----- RECORD SET -----

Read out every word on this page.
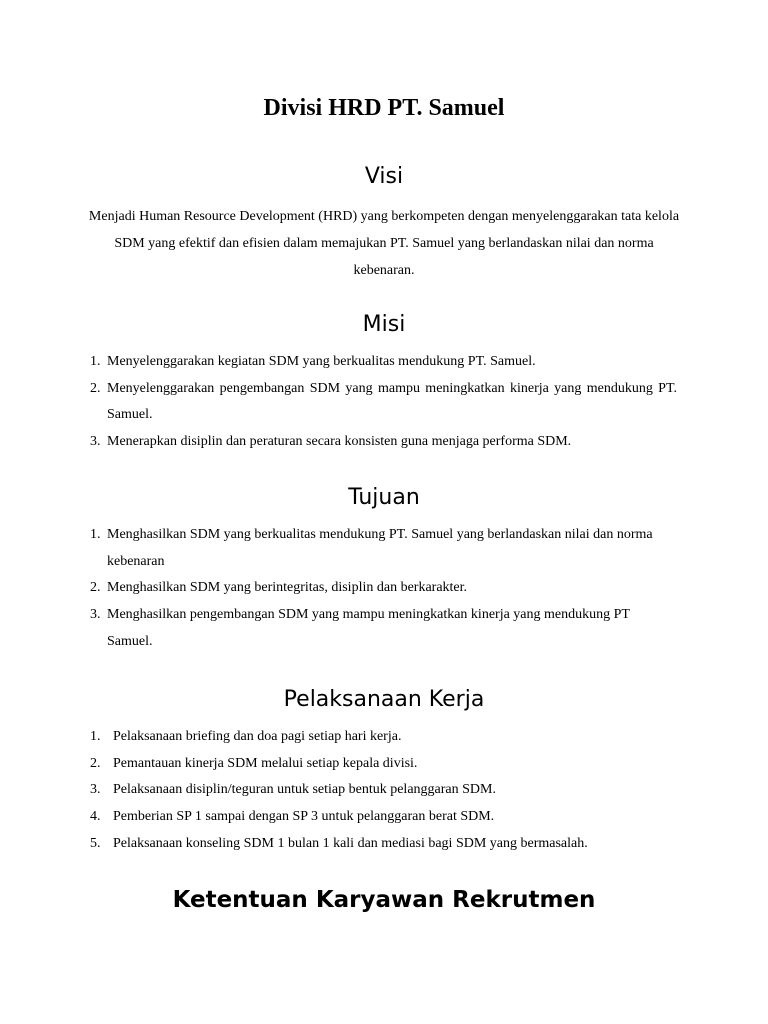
Divisi HRD PT. Samuel
Visi

Menjadi Human Resource Development (HRD) yang berkompeten dengan menyelenggarakan tata kelola SDM yang efektif dan efisien dalam memajukan PT. Samuel yang berlandaskan nilai dan norma kebenaran.

Misi
1. Menyelenggarakan kegiatan SDM yang berkualitas mendukung PT. Samuel.
2. Menyelenggarakan pengembangan SDM yang mampu meningkatkan kinerja yang mendukung PT. Samuel.
3. Menerapkan disiplin dan peraturan secara konsisten guna menjaga performa SDM.
Tujuan
1. Menghasilkan SDM yang berkualitas mendukung PT. Samuel yang berlandaskan nilai dan norma kebenaran
2. Menghasilkan SDM yang berintegritas, disiplin dan berkarakter.
3. Menghasilkan pengembangan SDM yang mampu meningkatkan kinerja yang mendukung PT Samuel.
Pelaksanaan Kerja
1. Pelaksanaan briefing dan doa pagi setiap hari kerja.
2. Pemantauan kinerja SDM melalui setiap kepala divisi.
3. Pelaksanaan disiplin/teguran untuk setiap bentuk pelanggaran SDM.
4. Pemberian SP 1 sampai dengan SP 3 untuk pelanggaran berat SDM.
5. Pelaksanaan konseling SDM 1 bulan 1 kali dan mediasi bagi SDM yang bermasalah.
Ketentuan Karyawan Rekrutmen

-----

▸ WORK TO BE COMPLETED:
Exclude all images and restate the records above word for word.

▸ EXERCISE SOLUTION:
Read out every word on this page.
Divisi HRD PT. Samuel
Visi

Menjadi Human Resource Development (HRD) yang berkompeten dengan menyelenggarakan tata kelola SDM yang efektif dan efisien dalam memajukan PT. Samuel yang berlandaskan nilai dan norma kebenaran.

Misi
1. Menyelenggarakan kegiatan SDM yang berkualitas mendukung PT. Samuel.
2. Menyelenggarakan pengembangan SDM yang mampu meningkatkan kinerja yang mendukung PT. Samuel.
3. Menerapkan disiplin dan peraturan secara konsisten guna menjaga performa SDM.
Tujuan
1. Menghasilkan SDM yang berkualitas mendukung PT. Samuel yang berlandaskan nilai dan norma kebenaran
2. Menghasilkan SDM yang berintegritas, disiplin dan berkarakter.
3. Menghasilkan pengembangan SDM yang mampu meningkatkan kinerja yang mendukung PT Samuel.
Pelaksanaan Kerja
1. Pelaksanaan briefing dan doa pagi setiap hari kerja.
2. Pemantauan kinerja SDM melalui setiap kepala divisi.
3. Pelaksanaan disiplin/teguran untuk setiap bentuk pelanggaran SDM.
4. Pemberian SP 1 sampai dengan SP 3 untuk pelanggaran berat SDM.
5. Pelaksanaan konseling SDM 1 bulan 1 kali dan mediasi bagi SDM yang bermasalah.
Ketentuan Karyawan Rekrutmen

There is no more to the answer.